UK University Announcement Highlights Need for Tax-free Expats to Plan for University Fees According to PIC's regional director
Expat University Fees warning.
- (1888PressRelease) October 13, 2010 - Today's announcement that university students in the UK will be charged £6,000 (Dh34,000) a year or more for their studies, if the Government adopts the recommendations made in an independent report, has serious implications for expats, according to the regional director of financial advisory PIC.
Lord Browne's review into UK higher education funding would mean UK students have to pay more for their university studies - both in fees and higher interest rates on loans, with the average student leaving university having borrowed up to £30,000 (Dh171,000) to cover fees and living expenses.
Many parents living in the UAE are already facing university fees of hundreds of thousands of dirhams per child to send their offspring abroad to study. And with the cost of further education in the UK rising by over seven per cent yearly, Spencer Lodge, regional director of PIC, a member of deVere Group, urges expatriates to put plans in place now for their children's education.

■ **Given information**:
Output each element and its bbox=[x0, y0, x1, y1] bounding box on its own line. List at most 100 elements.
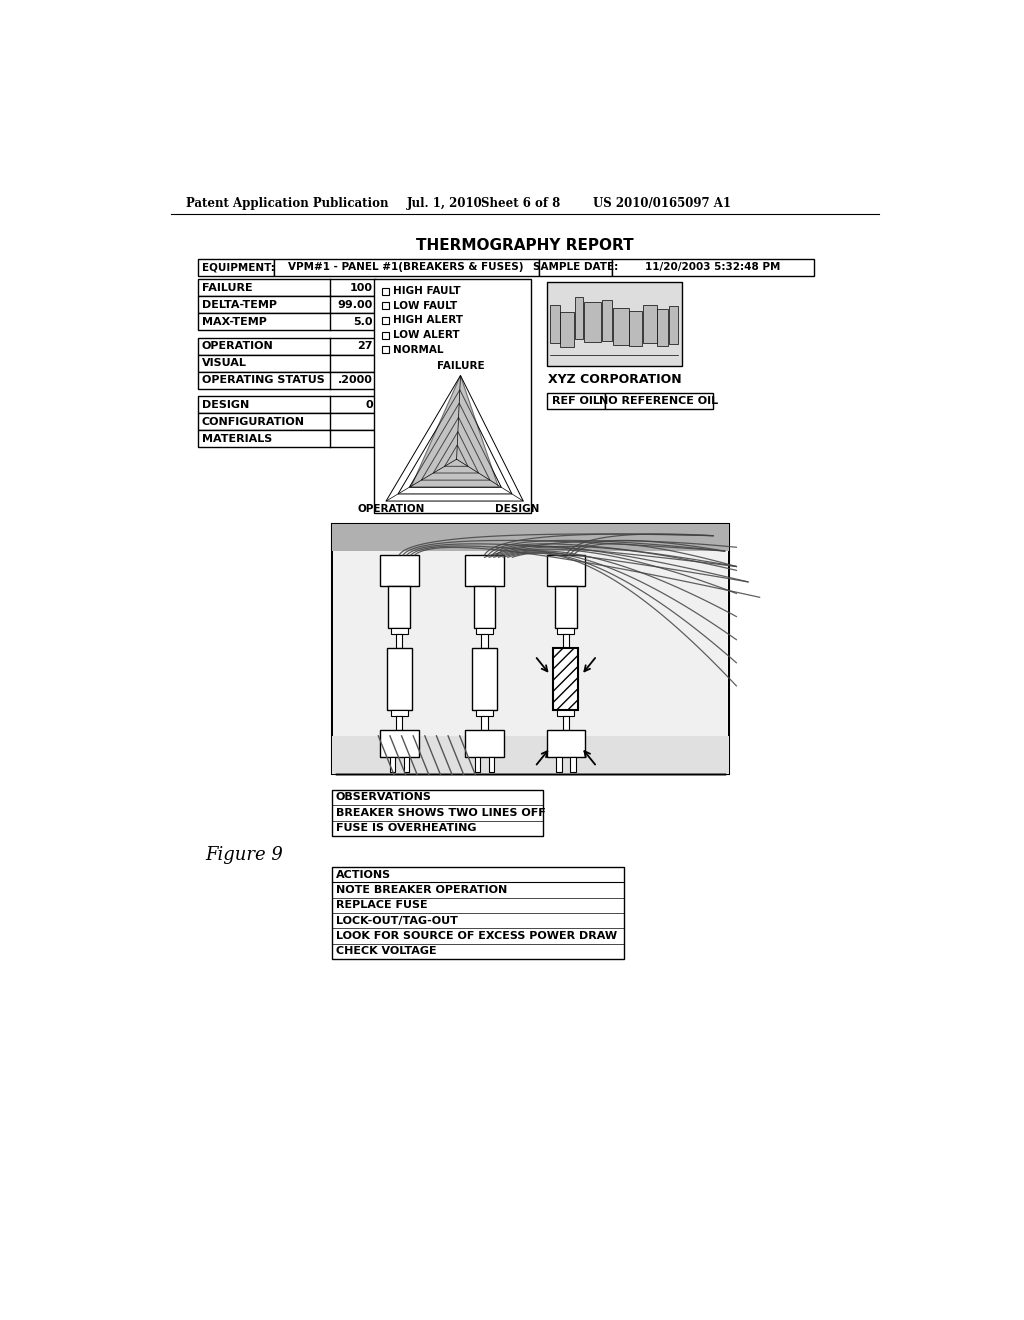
Bar bbox=[198, 280, 376, 296]
Bar bbox=[403, 756, 409, 772]
Bar bbox=[465, 730, 504, 756]
Text: XYZ CORPORATION: XYZ CORPORATION bbox=[548, 372, 681, 385]
Bar bbox=[555, 586, 577, 628]
Text: 100: 100 bbox=[350, 282, 373, 293]
Bar bbox=[382, 331, 389, 339]
Bar bbox=[382, 317, 389, 323]
Text: HIGH FAULT: HIGH FAULT bbox=[393, 286, 461, 296]
Bar bbox=[575, 297, 583, 339]
Text: 27: 27 bbox=[357, 342, 373, 351]
Bar bbox=[657, 309, 669, 346]
Text: LOW FAULT: LOW FAULT bbox=[393, 301, 458, 310]
Text: NORMAL: NORMAL bbox=[393, 345, 443, 355]
Text: BREAKER SHOWS TWO LINES OFF: BREAKER SHOWS TWO LINES OFF bbox=[336, 808, 546, 818]
Bar bbox=[198, 338, 376, 355]
Text: ACTIONS: ACTIONS bbox=[336, 870, 391, 879]
Bar bbox=[198, 296, 376, 313]
Bar bbox=[198, 355, 376, 372]
Text: Patent Application Publication: Patent Application Publication bbox=[186, 197, 389, 210]
Bar bbox=[476, 710, 493, 715]
Bar bbox=[332, 524, 729, 552]
Bar bbox=[481, 715, 487, 730]
Text: 5.0: 5.0 bbox=[353, 317, 373, 326]
Bar bbox=[198, 259, 273, 276]
Bar bbox=[539, 259, 612, 276]
Text: VPM#1 - PANEL #1(BREAKERS & FUSES): VPM#1 - PANEL #1(BREAKERS & FUSES) bbox=[289, 263, 524, 272]
Text: CONFIGURATION: CONFIGURATION bbox=[202, 417, 304, 426]
Bar bbox=[550, 305, 560, 343]
Bar bbox=[332, 524, 729, 775]
Text: 0: 0 bbox=[366, 400, 373, 409]
Bar bbox=[198, 313, 376, 330]
Text: Jul. 1, 2010: Jul. 1, 2010 bbox=[407, 197, 482, 210]
Bar bbox=[382, 302, 389, 309]
Bar bbox=[612, 259, 814, 276]
Bar bbox=[557, 710, 574, 715]
Bar bbox=[198, 413, 376, 430]
Text: REPLACE FUSE: REPLACE FUSE bbox=[336, 900, 427, 911]
Text: 11/20/2003 5:32:48 PM: 11/20/2003 5:32:48 PM bbox=[645, 263, 781, 272]
Text: OPERATION: OPERATION bbox=[357, 504, 425, 513]
Bar bbox=[476, 628, 493, 635]
Text: LOW ALERT: LOW ALERT bbox=[393, 330, 460, 341]
Text: US 2010/0165097 A1: US 2010/0165097 A1 bbox=[593, 197, 731, 210]
Bar bbox=[669, 306, 678, 345]
Bar bbox=[391, 710, 408, 715]
Bar bbox=[380, 554, 419, 586]
Bar bbox=[332, 789, 543, 836]
Bar bbox=[382, 288, 389, 294]
Bar bbox=[488, 756, 495, 772]
Bar bbox=[560, 313, 574, 347]
Text: DESIGN: DESIGN bbox=[202, 400, 249, 409]
Text: NO REFERENCE OIL: NO REFERENCE OIL bbox=[599, 396, 719, 407]
Bar bbox=[570, 756, 575, 772]
Bar bbox=[388, 586, 410, 628]
Text: OBSERVATIONS: OBSERVATIONS bbox=[336, 792, 431, 803]
Bar bbox=[332, 737, 729, 775]
Text: 99.00: 99.00 bbox=[338, 300, 373, 310]
Text: SAMPLE DATE:: SAMPLE DATE: bbox=[532, 263, 618, 272]
Bar bbox=[273, 259, 539, 276]
Bar bbox=[334, 552, 727, 774]
Text: HIGH ALERT: HIGH ALERT bbox=[393, 315, 463, 326]
Text: FAILURE: FAILURE bbox=[436, 362, 484, 371]
Text: Sheet 6 of 8: Sheet 6 of 8 bbox=[480, 197, 560, 210]
Bar bbox=[556, 756, 561, 772]
Bar bbox=[198, 372, 376, 388]
Bar bbox=[389, 756, 395, 772]
Bar bbox=[382, 346, 389, 354]
Bar bbox=[547, 554, 586, 586]
Text: VISUAL: VISUAL bbox=[202, 358, 247, 368]
Bar bbox=[396, 715, 402, 730]
Text: MAX-TEMP: MAX-TEMP bbox=[202, 317, 266, 326]
Text: OPERATING STATUS: OPERATING STATUS bbox=[202, 375, 325, 385]
Bar bbox=[198, 396, 376, 413]
Bar bbox=[380, 730, 419, 756]
Bar bbox=[563, 715, 569, 730]
Text: NOTE BREAKER OPERATION: NOTE BREAKER OPERATION bbox=[336, 884, 507, 895]
Text: REF OIL: REF OIL bbox=[552, 396, 599, 407]
Bar bbox=[475, 756, 480, 772]
Bar bbox=[387, 648, 412, 710]
Bar bbox=[547, 393, 604, 409]
Text: .2000: .2000 bbox=[338, 375, 373, 385]
Bar bbox=[198, 430, 376, 447]
Text: Figure 9: Figure 9 bbox=[206, 846, 284, 865]
Text: THERMOGRAPHY REPORT: THERMOGRAPHY REPORT bbox=[416, 238, 634, 253]
Bar bbox=[604, 393, 713, 409]
Bar bbox=[547, 730, 586, 756]
Bar bbox=[563, 635, 569, 648]
Text: FAILURE: FAILURE bbox=[202, 282, 252, 293]
Text: DELTA-TEMP: DELTA-TEMP bbox=[202, 300, 276, 310]
Bar bbox=[613, 308, 629, 345]
Text: OPERATION: OPERATION bbox=[202, 342, 273, 351]
Polygon shape bbox=[411, 376, 499, 487]
Bar bbox=[472, 648, 497, 710]
Bar bbox=[481, 635, 487, 648]
Text: CHECK VOLTAGE: CHECK VOLTAGE bbox=[336, 946, 436, 957]
Text: DESIGN: DESIGN bbox=[495, 504, 540, 513]
Text: FUSE IS OVERHEATING: FUSE IS OVERHEATING bbox=[336, 824, 476, 833]
Bar bbox=[601, 300, 612, 341]
Bar bbox=[332, 867, 624, 960]
Bar bbox=[547, 281, 682, 367]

■ **Set task 1**:
Translate this sentence from the press release into Spanish: "Many parents living in the UAE are already facing university fees of hundreds of thousands of dirhams per child to send their offspring abroad to study."
■ **Set task 2**:
Please write out the part of the press release that begins at the words "UK University Announcement" and stops after "University Fees warning.".
The data plays no part in what follows and can be left aside.

■ **Task answer 1**:
Muchos padres que viven en los EAU ya se enfrentan a matrículas universitarias de cientos de miles de dírhams por hijo para enviar a sus hijos a estudiar al extranjero.

■ **Task answer 2**:
UK University Announcement Highlights Need for Tax-free Expats to Plan for University Fees According to PIC's regional director
Expat University Fees warning.